**Goal:** For the listing below, give the number of lines in which "DUTY" occurs. Add nothing.

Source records

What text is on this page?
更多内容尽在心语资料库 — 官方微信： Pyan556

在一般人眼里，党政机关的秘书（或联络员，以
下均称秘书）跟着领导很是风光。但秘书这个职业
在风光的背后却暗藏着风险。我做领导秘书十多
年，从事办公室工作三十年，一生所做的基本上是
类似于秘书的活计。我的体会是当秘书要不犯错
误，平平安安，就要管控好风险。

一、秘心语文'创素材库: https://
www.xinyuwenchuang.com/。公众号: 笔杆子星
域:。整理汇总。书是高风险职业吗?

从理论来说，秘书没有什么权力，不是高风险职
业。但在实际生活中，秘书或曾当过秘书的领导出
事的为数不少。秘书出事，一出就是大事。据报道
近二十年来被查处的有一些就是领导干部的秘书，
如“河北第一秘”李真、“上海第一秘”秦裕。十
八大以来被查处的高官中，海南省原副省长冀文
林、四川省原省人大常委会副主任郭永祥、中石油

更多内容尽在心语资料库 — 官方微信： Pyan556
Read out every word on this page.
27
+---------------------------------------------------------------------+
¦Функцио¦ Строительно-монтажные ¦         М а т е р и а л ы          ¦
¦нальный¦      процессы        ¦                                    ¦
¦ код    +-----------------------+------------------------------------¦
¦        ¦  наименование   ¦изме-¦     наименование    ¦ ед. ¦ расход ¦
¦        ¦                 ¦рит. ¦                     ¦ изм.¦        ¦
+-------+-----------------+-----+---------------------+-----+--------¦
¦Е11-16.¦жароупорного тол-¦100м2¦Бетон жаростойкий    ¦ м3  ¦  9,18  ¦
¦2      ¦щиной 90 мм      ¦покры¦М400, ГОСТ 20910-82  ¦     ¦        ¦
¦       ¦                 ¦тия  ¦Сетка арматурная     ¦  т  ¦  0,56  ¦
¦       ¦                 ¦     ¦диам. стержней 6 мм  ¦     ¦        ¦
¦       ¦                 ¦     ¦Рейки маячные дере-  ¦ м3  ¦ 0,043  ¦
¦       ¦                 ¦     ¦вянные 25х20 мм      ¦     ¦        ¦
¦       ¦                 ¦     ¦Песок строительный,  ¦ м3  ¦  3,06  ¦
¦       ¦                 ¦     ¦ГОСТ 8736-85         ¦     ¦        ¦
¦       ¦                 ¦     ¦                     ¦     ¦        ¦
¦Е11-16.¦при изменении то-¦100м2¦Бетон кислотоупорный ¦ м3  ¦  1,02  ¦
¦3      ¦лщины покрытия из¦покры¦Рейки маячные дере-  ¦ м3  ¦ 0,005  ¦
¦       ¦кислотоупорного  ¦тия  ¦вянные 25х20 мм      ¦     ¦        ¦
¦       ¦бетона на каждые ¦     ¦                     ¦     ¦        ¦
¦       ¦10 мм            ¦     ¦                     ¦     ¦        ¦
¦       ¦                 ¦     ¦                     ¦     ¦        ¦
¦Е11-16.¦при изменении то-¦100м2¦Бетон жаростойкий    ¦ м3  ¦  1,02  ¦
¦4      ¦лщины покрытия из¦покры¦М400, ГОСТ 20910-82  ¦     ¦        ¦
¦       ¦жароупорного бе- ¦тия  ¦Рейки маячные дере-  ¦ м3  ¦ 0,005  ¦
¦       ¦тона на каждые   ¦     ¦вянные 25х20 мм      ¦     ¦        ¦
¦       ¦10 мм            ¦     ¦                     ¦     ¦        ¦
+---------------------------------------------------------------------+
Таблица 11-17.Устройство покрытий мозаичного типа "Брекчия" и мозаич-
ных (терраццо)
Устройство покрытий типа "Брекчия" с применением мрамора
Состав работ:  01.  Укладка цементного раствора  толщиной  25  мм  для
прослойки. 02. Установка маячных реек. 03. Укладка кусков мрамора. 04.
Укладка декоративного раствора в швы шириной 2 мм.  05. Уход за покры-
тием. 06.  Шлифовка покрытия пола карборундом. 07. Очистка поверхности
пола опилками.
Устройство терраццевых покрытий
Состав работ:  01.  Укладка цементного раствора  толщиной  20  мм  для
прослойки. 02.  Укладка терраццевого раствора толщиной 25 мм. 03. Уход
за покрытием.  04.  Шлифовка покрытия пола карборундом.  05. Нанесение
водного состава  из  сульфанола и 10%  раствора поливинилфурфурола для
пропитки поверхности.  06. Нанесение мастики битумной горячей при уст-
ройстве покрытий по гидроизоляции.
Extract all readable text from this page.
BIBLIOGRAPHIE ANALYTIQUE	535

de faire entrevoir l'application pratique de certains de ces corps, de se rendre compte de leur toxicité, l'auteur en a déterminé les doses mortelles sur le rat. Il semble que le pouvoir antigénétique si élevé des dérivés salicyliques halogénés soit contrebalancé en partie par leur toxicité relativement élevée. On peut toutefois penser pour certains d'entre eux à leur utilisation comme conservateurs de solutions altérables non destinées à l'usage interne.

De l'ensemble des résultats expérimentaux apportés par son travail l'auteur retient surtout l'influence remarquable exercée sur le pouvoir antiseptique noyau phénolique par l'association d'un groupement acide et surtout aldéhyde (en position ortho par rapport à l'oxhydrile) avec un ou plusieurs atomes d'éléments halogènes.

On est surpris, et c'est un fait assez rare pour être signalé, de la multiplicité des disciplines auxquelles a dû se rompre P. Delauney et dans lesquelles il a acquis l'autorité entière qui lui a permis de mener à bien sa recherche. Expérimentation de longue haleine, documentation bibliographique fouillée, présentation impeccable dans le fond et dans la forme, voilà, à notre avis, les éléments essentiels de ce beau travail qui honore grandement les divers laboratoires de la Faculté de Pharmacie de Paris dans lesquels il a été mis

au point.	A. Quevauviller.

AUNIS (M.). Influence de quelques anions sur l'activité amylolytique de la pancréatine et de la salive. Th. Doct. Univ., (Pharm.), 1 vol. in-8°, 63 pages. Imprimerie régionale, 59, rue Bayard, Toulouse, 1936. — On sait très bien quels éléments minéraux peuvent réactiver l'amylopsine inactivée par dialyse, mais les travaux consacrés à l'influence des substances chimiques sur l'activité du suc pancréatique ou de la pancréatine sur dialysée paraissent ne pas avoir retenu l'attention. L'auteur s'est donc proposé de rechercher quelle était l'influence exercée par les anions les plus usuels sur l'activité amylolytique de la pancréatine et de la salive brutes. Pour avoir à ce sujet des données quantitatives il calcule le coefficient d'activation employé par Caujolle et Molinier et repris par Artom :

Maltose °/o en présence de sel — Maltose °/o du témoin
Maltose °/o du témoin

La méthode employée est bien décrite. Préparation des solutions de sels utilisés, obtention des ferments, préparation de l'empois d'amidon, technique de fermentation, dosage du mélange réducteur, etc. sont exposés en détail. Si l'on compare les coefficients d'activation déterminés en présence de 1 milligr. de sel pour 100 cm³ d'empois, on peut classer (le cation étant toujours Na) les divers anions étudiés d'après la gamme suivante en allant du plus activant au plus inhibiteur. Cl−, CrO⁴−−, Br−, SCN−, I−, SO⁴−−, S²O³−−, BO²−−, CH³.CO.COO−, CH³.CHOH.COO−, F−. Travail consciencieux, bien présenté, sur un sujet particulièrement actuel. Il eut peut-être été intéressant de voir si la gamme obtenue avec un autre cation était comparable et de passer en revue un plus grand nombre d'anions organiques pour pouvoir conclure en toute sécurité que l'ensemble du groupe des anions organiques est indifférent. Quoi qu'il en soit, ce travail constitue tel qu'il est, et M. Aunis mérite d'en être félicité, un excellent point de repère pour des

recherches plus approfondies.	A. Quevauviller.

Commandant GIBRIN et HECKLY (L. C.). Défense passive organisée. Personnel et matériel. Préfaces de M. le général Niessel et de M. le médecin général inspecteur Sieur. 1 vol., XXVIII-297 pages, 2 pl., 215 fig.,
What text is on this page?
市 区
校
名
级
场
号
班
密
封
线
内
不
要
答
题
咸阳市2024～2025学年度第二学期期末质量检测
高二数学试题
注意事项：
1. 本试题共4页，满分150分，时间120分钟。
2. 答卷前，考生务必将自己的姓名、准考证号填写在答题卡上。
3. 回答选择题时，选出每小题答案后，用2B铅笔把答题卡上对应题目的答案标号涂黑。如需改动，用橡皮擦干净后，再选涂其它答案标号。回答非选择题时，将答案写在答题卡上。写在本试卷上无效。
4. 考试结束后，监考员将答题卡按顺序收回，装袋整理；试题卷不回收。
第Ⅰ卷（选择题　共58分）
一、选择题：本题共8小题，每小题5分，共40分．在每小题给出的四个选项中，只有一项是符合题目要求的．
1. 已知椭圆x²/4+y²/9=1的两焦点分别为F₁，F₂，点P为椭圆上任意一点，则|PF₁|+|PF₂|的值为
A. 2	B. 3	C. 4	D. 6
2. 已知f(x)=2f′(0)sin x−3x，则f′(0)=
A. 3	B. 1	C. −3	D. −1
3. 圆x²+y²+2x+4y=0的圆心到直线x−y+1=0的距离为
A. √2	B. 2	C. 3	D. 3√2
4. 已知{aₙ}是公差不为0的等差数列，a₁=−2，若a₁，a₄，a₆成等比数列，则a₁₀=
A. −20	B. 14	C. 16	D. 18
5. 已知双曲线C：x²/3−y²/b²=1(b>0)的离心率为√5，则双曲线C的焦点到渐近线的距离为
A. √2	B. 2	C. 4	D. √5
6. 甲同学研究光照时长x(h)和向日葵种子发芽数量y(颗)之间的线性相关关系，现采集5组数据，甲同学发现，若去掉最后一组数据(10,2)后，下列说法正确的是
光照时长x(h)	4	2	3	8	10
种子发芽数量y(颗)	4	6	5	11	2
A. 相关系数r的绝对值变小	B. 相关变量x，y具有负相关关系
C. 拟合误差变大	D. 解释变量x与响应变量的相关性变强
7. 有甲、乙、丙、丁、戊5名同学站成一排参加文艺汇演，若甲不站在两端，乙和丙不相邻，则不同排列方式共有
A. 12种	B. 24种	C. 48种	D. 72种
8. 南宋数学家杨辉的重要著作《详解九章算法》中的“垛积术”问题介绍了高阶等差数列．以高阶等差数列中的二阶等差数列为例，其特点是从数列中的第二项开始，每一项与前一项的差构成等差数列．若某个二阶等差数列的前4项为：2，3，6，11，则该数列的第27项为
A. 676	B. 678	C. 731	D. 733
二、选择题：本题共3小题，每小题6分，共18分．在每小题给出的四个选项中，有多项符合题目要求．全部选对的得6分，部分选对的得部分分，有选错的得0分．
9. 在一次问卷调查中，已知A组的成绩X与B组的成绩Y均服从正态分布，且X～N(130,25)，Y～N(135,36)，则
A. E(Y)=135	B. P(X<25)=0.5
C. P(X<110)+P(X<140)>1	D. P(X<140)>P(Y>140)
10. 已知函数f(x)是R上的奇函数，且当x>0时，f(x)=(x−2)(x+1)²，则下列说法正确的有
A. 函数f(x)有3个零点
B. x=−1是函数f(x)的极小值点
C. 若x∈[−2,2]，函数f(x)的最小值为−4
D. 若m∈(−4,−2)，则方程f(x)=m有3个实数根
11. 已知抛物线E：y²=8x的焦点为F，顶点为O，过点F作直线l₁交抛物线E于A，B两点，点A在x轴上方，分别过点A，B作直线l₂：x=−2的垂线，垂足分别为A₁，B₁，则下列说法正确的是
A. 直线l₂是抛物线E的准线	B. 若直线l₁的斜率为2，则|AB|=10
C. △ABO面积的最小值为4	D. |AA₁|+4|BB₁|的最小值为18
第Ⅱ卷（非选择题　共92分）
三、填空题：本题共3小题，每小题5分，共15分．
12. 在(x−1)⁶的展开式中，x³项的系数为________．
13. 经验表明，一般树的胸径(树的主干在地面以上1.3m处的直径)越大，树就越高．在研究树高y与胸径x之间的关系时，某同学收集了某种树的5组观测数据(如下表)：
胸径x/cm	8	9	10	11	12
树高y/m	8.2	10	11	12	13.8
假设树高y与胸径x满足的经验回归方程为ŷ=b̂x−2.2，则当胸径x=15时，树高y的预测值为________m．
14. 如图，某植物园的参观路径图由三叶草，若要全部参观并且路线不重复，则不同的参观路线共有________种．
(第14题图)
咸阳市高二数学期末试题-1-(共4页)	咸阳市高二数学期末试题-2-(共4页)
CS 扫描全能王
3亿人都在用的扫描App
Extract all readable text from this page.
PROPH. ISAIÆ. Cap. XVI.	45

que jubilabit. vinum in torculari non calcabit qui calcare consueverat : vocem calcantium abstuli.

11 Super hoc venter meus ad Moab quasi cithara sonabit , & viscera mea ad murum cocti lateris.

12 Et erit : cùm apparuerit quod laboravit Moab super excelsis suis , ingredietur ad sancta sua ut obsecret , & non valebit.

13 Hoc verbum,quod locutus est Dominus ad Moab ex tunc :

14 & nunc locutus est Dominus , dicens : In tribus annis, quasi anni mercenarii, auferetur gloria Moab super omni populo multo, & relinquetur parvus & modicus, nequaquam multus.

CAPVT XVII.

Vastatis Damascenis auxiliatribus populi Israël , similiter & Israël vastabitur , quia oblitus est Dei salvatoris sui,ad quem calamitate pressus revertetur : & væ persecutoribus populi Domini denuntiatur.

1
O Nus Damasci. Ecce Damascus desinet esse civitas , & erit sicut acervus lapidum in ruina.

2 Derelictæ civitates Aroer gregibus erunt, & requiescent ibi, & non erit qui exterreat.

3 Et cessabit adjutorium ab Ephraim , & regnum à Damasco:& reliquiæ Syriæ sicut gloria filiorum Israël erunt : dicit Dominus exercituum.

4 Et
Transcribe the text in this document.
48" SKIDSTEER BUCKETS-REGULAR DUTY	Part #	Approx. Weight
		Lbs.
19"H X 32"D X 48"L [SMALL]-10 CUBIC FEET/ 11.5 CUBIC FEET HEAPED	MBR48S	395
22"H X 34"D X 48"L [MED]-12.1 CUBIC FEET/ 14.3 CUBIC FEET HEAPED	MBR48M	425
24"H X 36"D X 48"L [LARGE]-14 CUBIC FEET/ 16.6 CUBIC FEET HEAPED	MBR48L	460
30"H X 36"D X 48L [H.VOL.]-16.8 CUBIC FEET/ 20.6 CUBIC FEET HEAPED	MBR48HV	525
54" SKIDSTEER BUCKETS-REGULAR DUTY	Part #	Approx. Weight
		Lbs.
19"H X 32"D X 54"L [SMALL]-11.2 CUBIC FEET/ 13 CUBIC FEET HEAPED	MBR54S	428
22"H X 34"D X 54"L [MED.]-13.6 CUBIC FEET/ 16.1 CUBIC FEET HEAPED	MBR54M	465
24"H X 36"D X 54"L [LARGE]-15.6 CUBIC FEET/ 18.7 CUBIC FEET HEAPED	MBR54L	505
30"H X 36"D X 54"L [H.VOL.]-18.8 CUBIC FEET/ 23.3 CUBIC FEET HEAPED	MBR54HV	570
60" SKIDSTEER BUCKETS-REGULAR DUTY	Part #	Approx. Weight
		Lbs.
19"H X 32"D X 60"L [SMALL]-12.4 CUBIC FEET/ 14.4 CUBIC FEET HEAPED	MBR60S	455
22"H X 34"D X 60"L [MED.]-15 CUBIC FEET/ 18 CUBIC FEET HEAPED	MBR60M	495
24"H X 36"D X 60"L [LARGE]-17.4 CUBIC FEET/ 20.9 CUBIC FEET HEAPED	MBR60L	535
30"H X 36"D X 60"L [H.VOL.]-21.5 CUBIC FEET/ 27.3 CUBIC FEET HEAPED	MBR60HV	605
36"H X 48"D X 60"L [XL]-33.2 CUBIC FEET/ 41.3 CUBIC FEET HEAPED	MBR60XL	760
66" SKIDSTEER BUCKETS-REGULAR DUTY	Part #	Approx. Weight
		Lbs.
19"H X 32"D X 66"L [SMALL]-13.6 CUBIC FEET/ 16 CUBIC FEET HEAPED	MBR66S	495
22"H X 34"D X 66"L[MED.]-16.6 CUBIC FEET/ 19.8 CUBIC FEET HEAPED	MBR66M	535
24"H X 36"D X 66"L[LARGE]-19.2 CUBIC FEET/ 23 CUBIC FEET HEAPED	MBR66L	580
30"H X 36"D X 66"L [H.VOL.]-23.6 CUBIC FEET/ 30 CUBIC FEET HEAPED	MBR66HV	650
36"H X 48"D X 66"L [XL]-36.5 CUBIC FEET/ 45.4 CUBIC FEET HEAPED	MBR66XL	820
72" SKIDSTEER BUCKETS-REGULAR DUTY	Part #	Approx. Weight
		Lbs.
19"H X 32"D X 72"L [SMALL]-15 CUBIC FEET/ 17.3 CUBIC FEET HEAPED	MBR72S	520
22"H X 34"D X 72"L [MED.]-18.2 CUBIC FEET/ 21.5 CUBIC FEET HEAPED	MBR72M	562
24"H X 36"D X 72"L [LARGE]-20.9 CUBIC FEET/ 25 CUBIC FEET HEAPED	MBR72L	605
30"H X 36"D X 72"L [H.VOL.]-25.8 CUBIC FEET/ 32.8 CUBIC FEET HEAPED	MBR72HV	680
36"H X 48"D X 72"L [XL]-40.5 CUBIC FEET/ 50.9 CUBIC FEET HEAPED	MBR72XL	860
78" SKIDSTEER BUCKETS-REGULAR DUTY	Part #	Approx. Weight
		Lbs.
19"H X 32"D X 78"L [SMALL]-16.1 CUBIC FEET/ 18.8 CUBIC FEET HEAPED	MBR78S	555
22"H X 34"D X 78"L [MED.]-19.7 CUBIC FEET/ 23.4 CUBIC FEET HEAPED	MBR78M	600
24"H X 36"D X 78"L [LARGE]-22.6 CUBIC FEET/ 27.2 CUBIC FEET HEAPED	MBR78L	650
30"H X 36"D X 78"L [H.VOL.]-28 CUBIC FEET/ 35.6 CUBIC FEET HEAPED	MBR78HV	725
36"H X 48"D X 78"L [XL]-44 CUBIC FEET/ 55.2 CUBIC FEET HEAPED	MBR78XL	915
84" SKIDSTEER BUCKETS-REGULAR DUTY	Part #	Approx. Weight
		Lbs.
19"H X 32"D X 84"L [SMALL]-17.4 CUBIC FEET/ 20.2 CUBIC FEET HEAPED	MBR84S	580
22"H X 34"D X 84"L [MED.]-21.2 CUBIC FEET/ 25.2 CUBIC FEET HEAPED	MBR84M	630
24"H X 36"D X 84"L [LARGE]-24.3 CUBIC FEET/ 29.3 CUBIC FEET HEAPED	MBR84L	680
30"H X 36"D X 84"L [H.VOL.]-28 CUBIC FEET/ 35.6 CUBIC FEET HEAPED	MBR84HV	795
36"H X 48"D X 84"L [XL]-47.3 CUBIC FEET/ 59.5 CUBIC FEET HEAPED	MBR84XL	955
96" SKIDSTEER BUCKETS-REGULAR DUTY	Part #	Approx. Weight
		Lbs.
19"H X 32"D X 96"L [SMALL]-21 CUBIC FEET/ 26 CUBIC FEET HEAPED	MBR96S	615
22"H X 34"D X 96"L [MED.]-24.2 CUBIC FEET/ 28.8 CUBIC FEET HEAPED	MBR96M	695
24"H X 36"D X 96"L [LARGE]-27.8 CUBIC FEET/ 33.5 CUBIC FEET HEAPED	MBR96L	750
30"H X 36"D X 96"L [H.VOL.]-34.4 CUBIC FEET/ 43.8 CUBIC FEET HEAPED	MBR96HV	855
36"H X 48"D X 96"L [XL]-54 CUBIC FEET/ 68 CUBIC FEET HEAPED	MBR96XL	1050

**Answer in full:** 8